Task instructions
Quote the data below in full, minus the images.

Raw data
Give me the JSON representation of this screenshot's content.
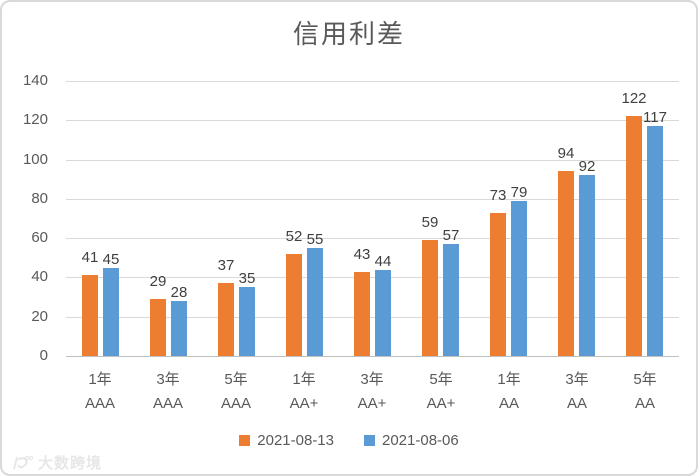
{
  "window": {
    "title": "信用利差"
  },
  "watermark": {
    "text": "大数跨境"
  },
  "colors": {
    "orange": "#ED7D31",
    "blue": "#5B9BD5",
    "title_text": "#595959",
    "data_label_text": "#404040",
    "gridline": "#D9D9D9",
    "axis_line": "#BFBFBF",
    "frame_border": "#D9D9D9"
  },
  "chart_data": {
    "type": "bar",
    "title": "信用利差",
    "categories": [
      {
        "tenor": "1年",
        "rating": "AAA"
      },
      {
        "tenor": "3年",
        "rating": "AAA"
      },
      {
        "tenor": "5年",
        "rating": "AAA"
      },
      {
        "tenor": "1年",
        "rating": "AA+"
      },
      {
        "tenor": "3年",
        "rating": "AA+"
      },
      {
        "tenor": "5年",
        "rating": "AA+"
      },
      {
        "tenor": "1年",
        "rating": "AA"
      },
      {
        "tenor": "3年",
        "rating": "AA"
      },
      {
        "tenor": "5年",
        "rating": "AA"
      }
    ],
    "series": [
      {
        "name": "2021-08-13",
        "color": "#ED7D31",
        "values": [
          41,
          29,
          37,
          52,
          43,
          59,
          73,
          94,
          122
        ]
      },
      {
        "name": "2021-08-06",
        "color": "#5B9BD5",
        "values": [
          45,
          28,
          35,
          55,
          44,
          57,
          79,
          92,
          117
        ]
      }
    ],
    "ylim": [
      0,
      140
    ],
    "ytick_step": 20,
    "yticks": [
      0,
      20,
      40,
      60,
      80,
      100,
      120,
      140
    ],
    "grid": true,
    "data_labels": true,
    "legend_position": "bottom",
    "xlabel": "",
    "ylabel": ""
  }
}
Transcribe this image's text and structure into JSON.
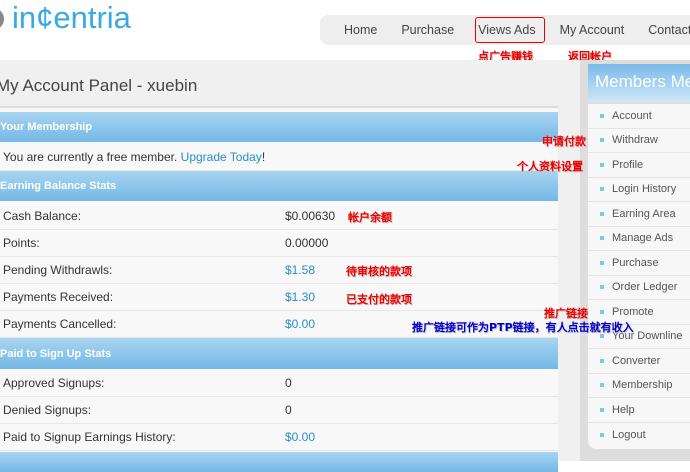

Result for this exercise
Give me the JSON representation of this screenshot's content.
{
  "window": {
    "title": "信用利差"
  },
  "watermark": {
    "text": "大数跨境"
  },
  "colors": {
    "orange": "#ED7D31",
    "blue": "#5B9BD5",
    "title_text": "#595959",
    "data_label_text": "#404040",
    "gridline": "#D9D9D9",
    "axis_line": "#BFBFBF",
    "frame_border": "#D9D9D9"
  },
  "chart_data": {
    "type": "bar",
    "title": "信用利差",
    "categories": [
      {
        "tenor": "1年",
        "rating": "AAA"
      },
      {
        "tenor": "3年",
        "rating": "AAA"
      },
      {
        "tenor": "5年",
        "rating": "AAA"
      },
      {
        "tenor": "1年",
        "rating": "AA+"
      },
      {
        "tenor": "3年",
        "rating": "AA+"
      },
      {
        "tenor": "5年",
        "rating": "AA+"
      },
      {
        "tenor": "1年",
        "rating": "AA"
      },
      {
        "tenor": "3年",
        "rating": "AA"
      },
      {
        "tenor": "5年",
        "rating": "AA"
      }
    ],
    "series": [
      {
        "name": "2021-08-13",
        "color": "#ED7D31",
        "values": [
          41,
          29,
          37,
          52,
          43,
          59,
          73,
          94,
          122
        ]
      },
      {
        "name": "2021-08-06",
        "color": "#5B9BD5",
        "values": [
          45,
          28,
          35,
          55,
          44,
          57,
          79,
          92,
          117
        ]
      }
    ],
    "ylim": [
      0,
      140
    ],
    "ytick_step": 20,
    "yticks": [
      0,
      20,
      40,
      60,
      80,
      100,
      120,
      140
    ],
    "grid": true,
    "data_labels": true,
    "legend_position": "bottom",
    "xlabel": "",
    "ylabel": ""
  }
}
Transcribe this image's text and structure into JSON.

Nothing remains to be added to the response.